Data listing
··········

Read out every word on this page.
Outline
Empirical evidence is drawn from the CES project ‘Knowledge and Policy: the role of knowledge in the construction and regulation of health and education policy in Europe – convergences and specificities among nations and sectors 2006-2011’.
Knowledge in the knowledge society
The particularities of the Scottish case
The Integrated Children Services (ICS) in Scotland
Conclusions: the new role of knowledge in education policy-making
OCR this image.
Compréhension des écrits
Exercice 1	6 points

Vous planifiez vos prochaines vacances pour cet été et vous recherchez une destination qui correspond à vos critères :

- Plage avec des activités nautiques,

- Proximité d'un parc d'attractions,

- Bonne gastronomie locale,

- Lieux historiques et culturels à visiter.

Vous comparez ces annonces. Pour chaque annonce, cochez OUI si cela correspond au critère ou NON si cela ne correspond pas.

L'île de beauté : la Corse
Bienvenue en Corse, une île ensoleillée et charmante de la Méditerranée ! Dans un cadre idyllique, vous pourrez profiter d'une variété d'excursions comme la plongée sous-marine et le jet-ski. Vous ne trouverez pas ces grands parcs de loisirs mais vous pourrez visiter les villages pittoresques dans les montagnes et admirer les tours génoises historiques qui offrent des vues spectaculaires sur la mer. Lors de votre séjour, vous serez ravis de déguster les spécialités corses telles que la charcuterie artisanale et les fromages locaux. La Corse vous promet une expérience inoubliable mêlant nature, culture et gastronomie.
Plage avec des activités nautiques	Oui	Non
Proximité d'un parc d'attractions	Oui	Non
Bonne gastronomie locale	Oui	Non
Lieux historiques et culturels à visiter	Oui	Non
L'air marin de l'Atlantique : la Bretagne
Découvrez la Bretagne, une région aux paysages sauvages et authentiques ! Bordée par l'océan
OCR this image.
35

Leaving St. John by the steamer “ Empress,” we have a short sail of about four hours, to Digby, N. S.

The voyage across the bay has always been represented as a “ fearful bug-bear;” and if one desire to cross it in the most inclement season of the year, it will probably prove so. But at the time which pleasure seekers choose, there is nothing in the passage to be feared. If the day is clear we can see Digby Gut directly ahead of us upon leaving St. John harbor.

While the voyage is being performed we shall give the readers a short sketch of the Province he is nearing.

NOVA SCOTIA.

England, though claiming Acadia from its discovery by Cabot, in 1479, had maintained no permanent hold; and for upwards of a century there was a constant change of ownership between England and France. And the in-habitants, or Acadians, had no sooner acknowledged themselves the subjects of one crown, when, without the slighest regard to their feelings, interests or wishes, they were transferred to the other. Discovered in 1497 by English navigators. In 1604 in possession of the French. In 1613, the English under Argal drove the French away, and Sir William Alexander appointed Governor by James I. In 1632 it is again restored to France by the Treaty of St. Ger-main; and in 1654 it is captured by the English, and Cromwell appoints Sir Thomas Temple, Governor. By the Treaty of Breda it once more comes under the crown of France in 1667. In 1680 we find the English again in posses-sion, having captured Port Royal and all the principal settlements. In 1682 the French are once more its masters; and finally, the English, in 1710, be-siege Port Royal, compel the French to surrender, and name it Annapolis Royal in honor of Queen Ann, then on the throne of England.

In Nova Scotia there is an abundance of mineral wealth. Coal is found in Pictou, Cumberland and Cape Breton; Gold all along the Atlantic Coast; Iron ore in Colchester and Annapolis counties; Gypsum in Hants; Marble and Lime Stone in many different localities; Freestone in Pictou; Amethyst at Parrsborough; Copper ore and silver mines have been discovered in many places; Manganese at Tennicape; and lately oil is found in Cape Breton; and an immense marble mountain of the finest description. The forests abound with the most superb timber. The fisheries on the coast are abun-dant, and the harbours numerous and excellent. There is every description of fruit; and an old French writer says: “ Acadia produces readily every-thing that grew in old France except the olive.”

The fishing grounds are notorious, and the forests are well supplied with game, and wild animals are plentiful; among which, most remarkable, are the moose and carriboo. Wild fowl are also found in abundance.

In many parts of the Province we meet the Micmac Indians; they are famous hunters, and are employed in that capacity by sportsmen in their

··········

__Your instructions__:
Copy out all lines from the material above that contain the string "avec".

__Solution__:
- Plage avec des activités nautiques,
Plage avec des activités nautiques	Oui	Non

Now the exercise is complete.